Exercise objective ▸
Go through the records and show each line where the word "thickness" occurs.

Segment Start: Data for this task

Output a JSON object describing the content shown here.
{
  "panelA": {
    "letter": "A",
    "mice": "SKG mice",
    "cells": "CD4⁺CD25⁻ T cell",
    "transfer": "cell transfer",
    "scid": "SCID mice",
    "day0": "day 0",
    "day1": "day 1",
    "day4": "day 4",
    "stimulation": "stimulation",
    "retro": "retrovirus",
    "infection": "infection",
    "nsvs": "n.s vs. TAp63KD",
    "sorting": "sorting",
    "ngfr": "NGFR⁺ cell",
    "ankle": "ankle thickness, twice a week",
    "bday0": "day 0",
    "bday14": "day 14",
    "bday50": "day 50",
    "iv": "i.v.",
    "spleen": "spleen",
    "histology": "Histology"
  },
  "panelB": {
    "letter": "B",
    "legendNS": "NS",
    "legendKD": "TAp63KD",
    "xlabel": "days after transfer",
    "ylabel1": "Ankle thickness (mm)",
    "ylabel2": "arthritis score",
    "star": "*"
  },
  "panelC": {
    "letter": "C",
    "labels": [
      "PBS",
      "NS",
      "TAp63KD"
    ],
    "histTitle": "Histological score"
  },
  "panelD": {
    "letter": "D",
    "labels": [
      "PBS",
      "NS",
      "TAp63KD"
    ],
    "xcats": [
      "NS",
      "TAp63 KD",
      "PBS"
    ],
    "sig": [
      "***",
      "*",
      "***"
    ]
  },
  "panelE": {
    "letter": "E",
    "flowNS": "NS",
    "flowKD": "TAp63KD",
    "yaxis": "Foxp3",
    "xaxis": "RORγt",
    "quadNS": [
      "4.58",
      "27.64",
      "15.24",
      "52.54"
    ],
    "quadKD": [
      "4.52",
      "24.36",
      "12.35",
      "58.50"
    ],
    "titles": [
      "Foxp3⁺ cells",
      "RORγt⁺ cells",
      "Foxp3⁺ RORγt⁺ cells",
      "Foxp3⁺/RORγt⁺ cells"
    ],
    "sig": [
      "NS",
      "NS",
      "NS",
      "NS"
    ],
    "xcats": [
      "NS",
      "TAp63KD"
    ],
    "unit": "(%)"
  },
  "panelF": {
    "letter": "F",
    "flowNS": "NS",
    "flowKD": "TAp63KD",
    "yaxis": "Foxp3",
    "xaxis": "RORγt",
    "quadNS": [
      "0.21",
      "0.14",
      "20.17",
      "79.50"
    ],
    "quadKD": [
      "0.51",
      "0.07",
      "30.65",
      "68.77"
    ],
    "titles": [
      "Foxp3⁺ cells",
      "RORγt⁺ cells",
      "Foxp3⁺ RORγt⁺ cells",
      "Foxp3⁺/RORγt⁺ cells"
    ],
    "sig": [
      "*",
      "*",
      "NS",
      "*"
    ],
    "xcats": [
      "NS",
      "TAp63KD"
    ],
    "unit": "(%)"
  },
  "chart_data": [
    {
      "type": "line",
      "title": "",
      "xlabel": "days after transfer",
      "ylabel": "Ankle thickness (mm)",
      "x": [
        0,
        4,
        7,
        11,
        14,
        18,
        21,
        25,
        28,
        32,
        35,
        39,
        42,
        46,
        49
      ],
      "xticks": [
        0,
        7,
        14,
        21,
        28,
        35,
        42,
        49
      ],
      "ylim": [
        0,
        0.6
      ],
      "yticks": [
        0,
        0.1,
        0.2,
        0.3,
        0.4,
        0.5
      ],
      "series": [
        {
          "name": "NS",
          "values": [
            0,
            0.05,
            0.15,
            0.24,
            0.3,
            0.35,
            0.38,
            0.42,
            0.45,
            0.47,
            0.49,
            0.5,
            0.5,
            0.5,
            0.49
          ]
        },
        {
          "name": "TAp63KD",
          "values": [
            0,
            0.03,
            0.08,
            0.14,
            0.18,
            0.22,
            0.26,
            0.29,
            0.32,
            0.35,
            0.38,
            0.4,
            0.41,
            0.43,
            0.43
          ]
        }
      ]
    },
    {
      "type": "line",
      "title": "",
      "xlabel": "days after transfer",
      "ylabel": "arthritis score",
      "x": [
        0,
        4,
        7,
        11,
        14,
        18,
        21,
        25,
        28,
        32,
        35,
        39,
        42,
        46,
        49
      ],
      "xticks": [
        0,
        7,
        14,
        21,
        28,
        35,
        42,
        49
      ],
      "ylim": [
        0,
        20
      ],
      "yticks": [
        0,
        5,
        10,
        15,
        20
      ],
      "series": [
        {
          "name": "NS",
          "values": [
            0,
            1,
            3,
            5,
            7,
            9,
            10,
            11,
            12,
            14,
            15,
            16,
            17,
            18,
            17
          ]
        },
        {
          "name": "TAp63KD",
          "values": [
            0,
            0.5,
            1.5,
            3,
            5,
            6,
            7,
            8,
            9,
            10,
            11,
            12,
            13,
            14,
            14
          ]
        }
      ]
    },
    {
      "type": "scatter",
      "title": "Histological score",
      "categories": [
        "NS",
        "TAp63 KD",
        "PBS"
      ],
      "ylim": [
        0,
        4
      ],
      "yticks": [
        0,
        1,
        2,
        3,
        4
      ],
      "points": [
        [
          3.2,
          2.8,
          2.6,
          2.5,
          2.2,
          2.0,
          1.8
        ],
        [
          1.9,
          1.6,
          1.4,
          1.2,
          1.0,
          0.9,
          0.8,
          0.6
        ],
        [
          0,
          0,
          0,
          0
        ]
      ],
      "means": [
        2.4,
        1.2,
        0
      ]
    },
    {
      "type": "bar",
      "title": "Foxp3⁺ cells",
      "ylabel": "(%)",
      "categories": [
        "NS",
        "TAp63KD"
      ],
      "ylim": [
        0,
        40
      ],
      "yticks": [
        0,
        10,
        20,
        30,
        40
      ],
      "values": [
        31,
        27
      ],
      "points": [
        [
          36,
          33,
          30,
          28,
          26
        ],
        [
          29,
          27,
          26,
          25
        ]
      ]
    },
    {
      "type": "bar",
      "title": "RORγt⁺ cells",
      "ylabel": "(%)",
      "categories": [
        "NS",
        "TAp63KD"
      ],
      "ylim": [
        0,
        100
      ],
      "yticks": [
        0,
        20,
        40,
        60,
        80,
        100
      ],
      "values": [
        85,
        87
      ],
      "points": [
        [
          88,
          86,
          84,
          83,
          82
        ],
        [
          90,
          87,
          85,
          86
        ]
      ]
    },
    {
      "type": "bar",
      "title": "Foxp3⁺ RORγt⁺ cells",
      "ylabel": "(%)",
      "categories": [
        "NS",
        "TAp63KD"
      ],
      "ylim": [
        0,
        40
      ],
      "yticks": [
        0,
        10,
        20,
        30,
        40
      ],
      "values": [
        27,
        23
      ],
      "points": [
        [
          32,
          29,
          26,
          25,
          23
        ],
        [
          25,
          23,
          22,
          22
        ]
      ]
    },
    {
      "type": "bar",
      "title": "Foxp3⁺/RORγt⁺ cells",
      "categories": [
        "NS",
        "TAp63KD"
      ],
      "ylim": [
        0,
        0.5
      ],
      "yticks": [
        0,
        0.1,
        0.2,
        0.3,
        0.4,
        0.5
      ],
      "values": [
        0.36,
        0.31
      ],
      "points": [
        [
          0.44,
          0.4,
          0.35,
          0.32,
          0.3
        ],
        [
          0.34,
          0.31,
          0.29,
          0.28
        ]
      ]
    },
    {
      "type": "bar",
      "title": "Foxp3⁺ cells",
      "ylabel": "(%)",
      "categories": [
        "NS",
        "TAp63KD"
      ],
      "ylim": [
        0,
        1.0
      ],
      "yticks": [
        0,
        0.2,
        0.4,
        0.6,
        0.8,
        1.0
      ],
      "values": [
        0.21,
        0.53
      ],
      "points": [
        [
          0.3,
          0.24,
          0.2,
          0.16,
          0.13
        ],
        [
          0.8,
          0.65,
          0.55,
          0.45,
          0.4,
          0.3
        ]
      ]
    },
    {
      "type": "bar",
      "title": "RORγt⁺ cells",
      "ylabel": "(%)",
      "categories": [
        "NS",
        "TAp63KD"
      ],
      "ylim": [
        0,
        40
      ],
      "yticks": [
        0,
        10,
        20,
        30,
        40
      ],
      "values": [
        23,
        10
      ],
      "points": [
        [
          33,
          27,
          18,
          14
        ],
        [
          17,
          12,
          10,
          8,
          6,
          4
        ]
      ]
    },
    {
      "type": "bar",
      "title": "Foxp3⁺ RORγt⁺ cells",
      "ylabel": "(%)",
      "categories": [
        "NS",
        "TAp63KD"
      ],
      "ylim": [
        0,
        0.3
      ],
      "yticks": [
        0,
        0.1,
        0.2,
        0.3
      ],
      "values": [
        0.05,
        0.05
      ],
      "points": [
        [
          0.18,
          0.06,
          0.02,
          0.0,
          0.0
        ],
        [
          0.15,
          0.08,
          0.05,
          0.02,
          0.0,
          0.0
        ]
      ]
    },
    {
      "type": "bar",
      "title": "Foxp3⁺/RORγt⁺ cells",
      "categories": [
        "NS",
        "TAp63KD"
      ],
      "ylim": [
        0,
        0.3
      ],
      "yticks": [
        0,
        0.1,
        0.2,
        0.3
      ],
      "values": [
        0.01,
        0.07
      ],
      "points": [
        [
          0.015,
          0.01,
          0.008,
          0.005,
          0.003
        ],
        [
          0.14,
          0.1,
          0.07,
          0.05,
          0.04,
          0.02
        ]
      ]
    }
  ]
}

Segment End: Data for this task

Response to the exercise ▸
    "ankle": "ankle thickness, twice a week",
    "ylabel1": "Ankle thickness (mm)",
      "ylabel": "Ankle thickness (mm)",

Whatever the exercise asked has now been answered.